>> begin
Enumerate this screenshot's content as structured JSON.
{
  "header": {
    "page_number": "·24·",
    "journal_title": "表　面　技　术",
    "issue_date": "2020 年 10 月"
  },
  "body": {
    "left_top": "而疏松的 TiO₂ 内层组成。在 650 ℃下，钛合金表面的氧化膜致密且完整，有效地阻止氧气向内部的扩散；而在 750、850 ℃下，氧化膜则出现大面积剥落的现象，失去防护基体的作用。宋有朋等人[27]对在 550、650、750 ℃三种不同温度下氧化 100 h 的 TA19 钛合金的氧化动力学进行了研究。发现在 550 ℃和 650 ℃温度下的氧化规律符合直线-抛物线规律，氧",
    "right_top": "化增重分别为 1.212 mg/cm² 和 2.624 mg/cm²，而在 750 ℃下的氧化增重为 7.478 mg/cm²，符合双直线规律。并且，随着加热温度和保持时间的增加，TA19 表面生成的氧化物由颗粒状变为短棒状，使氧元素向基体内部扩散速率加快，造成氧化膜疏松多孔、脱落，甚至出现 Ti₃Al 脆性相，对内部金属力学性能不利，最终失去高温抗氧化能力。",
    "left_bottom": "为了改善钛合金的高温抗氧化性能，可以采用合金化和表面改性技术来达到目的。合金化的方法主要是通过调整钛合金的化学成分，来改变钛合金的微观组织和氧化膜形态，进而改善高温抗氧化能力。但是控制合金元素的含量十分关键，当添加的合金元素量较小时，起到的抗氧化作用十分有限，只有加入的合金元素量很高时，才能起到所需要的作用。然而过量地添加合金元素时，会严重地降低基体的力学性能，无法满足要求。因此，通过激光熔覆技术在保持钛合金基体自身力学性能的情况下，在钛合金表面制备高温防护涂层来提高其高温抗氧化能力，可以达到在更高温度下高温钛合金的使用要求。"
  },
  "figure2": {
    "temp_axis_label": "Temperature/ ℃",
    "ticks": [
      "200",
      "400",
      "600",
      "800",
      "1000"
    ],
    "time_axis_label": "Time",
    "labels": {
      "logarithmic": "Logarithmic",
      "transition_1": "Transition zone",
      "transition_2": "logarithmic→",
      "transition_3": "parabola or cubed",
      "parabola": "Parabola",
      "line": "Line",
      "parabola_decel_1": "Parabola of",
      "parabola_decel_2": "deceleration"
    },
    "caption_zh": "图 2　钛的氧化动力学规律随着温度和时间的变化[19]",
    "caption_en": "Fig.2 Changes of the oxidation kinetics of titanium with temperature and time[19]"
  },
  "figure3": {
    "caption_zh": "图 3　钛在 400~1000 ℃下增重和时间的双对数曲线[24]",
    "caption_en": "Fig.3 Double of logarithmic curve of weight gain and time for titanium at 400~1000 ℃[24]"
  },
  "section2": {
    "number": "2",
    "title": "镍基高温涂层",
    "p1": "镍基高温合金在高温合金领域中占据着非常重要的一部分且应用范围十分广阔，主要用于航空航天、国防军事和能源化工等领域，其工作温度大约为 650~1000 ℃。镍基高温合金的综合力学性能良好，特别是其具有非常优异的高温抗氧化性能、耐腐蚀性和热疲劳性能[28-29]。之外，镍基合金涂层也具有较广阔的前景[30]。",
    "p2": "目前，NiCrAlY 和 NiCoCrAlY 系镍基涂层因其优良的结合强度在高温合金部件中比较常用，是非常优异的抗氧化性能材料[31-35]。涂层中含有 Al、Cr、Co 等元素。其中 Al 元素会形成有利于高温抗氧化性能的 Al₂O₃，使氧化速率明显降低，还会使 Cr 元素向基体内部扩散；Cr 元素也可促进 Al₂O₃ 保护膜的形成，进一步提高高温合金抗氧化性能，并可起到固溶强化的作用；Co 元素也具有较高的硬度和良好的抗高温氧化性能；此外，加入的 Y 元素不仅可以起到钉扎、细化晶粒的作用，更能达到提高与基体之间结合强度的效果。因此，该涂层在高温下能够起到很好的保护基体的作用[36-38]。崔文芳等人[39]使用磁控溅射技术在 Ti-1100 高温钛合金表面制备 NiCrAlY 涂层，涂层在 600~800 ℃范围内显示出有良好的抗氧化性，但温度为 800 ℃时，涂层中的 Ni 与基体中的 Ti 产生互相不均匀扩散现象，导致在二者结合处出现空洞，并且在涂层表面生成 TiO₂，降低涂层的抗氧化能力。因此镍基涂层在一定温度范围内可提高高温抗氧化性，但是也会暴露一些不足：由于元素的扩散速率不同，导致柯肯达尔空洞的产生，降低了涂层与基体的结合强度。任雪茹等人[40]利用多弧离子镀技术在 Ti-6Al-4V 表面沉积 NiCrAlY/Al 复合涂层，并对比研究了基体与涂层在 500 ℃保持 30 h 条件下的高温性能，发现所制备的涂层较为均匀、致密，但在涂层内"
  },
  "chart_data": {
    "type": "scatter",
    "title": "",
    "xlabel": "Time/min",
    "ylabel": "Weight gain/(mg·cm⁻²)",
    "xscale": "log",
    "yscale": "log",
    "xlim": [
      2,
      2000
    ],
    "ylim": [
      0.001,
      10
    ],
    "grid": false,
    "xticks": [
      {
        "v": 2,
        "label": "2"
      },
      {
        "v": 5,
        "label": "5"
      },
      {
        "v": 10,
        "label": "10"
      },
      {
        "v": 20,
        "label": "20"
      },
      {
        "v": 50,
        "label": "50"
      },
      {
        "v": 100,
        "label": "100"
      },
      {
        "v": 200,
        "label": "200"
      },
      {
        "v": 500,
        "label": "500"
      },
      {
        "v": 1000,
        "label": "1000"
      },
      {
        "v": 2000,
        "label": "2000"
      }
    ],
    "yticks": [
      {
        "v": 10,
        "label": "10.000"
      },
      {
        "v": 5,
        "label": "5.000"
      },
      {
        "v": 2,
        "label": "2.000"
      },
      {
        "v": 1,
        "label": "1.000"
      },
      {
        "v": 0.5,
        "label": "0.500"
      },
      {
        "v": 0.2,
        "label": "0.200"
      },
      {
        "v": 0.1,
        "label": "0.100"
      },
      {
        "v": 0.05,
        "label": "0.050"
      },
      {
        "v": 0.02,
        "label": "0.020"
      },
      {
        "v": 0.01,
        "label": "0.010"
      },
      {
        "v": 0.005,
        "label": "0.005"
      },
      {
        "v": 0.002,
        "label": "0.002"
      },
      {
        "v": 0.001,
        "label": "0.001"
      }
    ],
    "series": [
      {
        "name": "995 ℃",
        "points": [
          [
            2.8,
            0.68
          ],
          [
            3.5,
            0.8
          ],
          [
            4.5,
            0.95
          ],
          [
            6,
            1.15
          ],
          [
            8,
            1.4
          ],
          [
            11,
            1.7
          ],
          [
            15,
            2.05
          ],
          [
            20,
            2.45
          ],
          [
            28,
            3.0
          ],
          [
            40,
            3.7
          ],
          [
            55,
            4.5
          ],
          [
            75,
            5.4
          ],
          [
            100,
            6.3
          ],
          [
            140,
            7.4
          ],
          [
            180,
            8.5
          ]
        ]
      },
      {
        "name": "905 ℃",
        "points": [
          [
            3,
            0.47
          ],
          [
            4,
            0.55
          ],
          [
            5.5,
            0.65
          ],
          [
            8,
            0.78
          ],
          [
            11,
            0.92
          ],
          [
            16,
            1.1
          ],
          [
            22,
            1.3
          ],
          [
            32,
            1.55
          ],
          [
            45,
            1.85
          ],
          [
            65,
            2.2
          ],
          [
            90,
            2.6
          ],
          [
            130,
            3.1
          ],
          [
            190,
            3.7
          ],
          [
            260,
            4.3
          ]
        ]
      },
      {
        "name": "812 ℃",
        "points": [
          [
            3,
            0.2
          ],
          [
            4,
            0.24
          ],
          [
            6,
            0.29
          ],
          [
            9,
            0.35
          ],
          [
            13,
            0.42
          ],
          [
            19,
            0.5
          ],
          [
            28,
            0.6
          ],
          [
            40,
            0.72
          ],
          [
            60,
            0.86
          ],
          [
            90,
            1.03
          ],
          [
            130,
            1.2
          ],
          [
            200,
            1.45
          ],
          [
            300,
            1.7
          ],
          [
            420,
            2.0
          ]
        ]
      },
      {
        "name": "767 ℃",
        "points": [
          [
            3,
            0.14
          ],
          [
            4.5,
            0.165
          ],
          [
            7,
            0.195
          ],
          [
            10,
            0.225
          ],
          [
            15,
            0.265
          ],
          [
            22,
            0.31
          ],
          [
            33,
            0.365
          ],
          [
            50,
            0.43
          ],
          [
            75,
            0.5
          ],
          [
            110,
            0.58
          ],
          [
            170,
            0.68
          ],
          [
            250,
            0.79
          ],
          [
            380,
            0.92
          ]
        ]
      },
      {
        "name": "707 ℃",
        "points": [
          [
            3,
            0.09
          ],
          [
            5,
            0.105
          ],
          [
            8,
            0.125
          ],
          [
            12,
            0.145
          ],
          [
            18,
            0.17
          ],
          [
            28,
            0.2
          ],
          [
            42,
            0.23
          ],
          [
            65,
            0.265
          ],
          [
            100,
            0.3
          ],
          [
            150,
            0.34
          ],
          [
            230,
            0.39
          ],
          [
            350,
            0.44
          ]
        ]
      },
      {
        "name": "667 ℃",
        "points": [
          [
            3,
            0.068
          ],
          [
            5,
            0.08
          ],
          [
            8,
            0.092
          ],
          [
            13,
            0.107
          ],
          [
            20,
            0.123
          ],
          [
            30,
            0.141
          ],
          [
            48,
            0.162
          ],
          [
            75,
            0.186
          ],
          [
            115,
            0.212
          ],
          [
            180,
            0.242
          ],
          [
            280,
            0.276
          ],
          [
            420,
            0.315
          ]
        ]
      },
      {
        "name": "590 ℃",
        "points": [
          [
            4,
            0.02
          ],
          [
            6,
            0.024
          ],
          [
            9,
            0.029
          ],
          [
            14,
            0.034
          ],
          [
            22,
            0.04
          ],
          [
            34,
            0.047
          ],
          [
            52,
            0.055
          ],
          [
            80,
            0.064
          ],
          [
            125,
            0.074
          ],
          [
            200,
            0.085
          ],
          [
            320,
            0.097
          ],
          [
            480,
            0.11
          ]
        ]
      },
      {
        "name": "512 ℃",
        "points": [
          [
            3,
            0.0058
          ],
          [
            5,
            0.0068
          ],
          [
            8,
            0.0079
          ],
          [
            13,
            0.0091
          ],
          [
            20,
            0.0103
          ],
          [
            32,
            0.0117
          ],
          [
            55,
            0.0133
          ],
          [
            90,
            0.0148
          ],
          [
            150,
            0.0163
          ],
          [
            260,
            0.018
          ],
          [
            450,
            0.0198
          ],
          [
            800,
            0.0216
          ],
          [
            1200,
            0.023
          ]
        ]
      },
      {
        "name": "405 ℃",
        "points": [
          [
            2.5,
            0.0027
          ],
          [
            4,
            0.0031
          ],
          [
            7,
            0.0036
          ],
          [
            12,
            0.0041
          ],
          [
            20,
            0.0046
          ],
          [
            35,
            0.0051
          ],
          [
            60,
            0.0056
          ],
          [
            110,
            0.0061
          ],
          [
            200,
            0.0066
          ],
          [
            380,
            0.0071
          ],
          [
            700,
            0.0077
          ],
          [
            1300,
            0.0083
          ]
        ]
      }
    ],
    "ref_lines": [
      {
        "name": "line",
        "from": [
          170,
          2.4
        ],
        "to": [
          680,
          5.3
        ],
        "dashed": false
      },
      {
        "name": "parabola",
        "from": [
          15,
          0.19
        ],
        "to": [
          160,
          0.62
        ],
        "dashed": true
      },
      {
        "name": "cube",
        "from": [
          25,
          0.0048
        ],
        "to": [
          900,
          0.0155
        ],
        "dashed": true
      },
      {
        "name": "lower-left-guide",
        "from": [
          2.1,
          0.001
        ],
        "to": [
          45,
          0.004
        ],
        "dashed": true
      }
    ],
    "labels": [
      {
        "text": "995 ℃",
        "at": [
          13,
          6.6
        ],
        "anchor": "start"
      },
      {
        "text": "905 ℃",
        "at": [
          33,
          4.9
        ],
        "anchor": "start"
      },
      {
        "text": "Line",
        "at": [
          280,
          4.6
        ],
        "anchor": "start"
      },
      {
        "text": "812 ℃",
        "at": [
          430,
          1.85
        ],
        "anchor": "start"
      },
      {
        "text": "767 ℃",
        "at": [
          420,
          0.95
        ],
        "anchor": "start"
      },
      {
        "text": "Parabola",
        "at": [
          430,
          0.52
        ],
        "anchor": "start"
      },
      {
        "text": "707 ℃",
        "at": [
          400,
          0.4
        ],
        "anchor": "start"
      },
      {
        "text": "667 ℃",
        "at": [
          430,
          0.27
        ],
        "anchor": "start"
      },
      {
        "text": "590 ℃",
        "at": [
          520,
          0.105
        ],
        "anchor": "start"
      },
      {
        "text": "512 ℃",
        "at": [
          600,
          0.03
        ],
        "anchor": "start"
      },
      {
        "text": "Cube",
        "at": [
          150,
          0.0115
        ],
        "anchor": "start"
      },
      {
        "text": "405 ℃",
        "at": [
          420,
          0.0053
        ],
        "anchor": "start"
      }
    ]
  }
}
>> end
What to produce — Lines that include the word "logarithmic" — how many are there in the data? Answer with the number alone.

Task result — 3